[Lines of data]

********

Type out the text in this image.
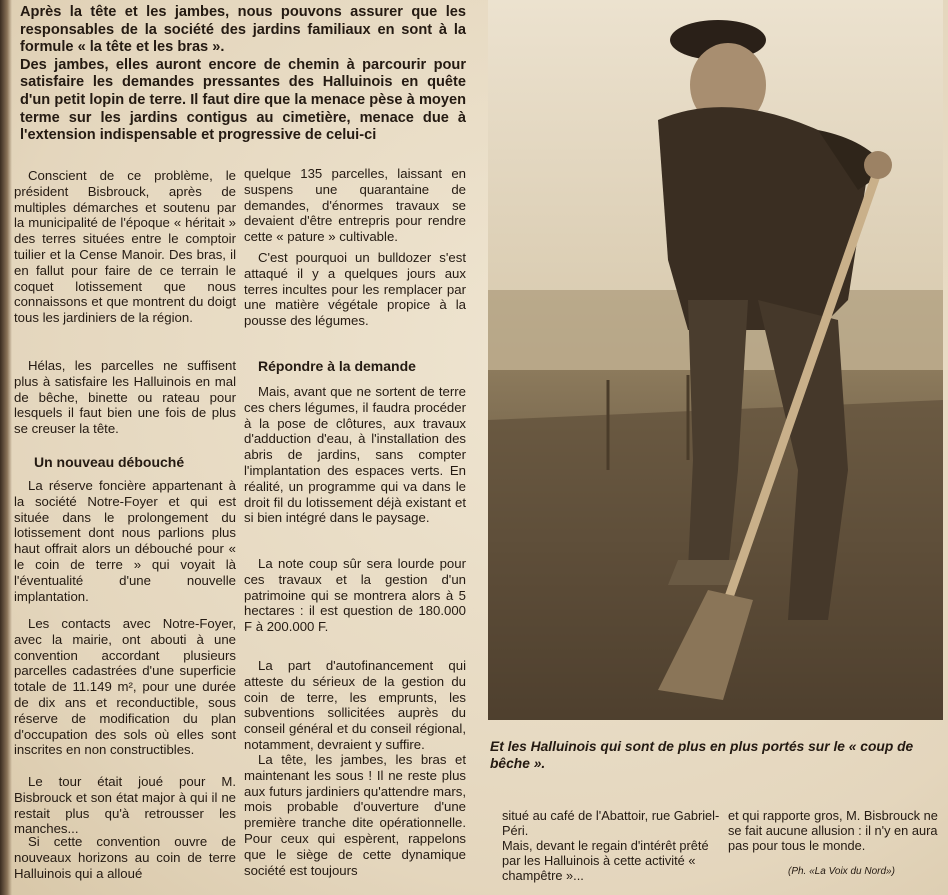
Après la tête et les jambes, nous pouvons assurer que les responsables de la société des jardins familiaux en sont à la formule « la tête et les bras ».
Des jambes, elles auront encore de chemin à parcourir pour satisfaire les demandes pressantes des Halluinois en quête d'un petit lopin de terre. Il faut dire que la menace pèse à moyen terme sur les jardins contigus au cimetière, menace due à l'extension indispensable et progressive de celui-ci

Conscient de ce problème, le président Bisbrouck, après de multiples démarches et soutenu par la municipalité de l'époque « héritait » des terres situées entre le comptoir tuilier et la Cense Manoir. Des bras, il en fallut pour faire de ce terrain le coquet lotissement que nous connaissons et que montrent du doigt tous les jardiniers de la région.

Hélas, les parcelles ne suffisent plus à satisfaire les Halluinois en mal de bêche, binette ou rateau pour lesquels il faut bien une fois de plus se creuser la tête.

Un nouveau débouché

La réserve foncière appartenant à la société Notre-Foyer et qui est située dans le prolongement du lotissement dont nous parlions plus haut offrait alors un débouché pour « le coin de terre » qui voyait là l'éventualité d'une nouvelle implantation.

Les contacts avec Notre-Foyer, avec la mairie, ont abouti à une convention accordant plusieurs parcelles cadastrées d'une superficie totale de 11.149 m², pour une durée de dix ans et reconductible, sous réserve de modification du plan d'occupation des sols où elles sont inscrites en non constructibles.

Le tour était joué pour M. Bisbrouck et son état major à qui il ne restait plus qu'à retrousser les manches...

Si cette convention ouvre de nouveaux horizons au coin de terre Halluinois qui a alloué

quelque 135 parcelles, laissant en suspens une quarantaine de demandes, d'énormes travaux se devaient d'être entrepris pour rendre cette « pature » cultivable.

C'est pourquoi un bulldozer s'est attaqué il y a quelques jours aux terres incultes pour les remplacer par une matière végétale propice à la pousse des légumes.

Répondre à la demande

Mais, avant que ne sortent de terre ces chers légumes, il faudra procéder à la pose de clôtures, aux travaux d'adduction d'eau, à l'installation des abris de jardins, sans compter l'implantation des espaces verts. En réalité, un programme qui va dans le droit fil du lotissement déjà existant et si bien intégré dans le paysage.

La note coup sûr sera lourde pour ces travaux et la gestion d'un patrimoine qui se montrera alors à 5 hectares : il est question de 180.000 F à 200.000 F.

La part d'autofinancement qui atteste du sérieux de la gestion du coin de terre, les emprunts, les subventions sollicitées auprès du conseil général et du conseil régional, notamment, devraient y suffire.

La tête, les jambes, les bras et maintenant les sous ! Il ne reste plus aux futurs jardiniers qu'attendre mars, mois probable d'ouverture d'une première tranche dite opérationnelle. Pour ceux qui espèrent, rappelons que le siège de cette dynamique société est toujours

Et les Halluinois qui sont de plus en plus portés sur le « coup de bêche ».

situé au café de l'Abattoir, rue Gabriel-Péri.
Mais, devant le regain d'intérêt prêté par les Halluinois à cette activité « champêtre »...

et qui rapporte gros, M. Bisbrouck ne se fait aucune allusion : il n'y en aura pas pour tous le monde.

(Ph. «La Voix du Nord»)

********

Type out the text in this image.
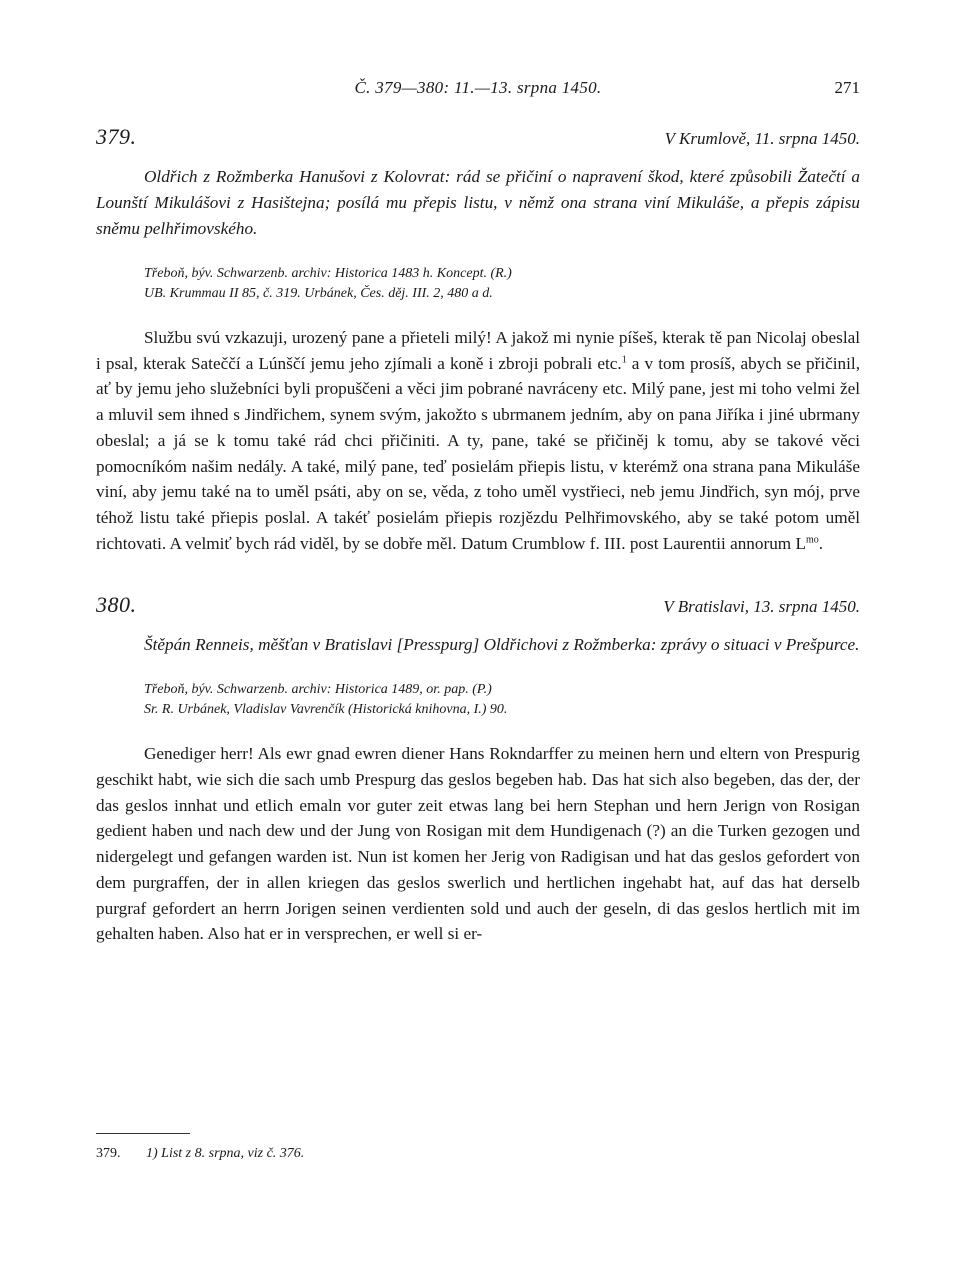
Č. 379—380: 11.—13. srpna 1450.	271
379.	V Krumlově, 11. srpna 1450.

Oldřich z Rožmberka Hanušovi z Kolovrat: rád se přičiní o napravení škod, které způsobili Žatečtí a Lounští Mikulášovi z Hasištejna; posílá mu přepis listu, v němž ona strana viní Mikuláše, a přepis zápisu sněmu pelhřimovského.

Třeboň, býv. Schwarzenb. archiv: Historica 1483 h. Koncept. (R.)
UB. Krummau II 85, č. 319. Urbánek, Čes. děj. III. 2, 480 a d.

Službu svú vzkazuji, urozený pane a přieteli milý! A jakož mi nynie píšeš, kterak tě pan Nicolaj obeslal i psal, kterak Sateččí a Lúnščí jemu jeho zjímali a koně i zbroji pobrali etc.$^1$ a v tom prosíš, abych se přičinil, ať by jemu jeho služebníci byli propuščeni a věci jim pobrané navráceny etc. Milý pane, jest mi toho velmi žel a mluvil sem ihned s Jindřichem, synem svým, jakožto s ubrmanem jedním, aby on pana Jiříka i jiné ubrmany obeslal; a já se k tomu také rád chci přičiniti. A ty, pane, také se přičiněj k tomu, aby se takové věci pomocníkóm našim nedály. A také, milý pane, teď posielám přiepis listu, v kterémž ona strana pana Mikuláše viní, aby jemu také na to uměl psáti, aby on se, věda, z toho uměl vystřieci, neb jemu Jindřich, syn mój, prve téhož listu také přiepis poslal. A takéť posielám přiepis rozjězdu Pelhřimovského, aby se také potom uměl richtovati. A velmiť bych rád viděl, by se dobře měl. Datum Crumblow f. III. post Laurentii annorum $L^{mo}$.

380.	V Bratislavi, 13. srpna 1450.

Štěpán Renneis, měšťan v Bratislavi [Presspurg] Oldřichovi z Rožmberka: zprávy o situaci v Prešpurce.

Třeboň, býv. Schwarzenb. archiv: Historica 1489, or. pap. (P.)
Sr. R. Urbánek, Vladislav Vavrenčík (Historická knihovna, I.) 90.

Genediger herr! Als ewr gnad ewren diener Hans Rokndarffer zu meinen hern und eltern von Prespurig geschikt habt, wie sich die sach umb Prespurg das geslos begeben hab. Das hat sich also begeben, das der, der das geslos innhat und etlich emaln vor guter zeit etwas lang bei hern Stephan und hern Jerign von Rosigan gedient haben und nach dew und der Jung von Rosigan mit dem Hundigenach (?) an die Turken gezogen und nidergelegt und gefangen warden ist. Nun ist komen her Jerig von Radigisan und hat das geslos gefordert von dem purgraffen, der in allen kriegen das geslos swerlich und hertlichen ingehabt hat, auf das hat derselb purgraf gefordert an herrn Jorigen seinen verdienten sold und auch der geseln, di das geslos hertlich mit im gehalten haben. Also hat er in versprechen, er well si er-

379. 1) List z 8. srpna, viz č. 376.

********

**WHAT TO PRODUCE**
Pick out, from the lines above, every one that contains the string "archiv".

**FULL OUTPUT**
Třeboň, býv. Schwarzenb. archiv: Historica 1483 h. Koncept. (R.)
Třeboň, býv. Schwarzenb. archiv: Historica 1489, or. pap. (P.)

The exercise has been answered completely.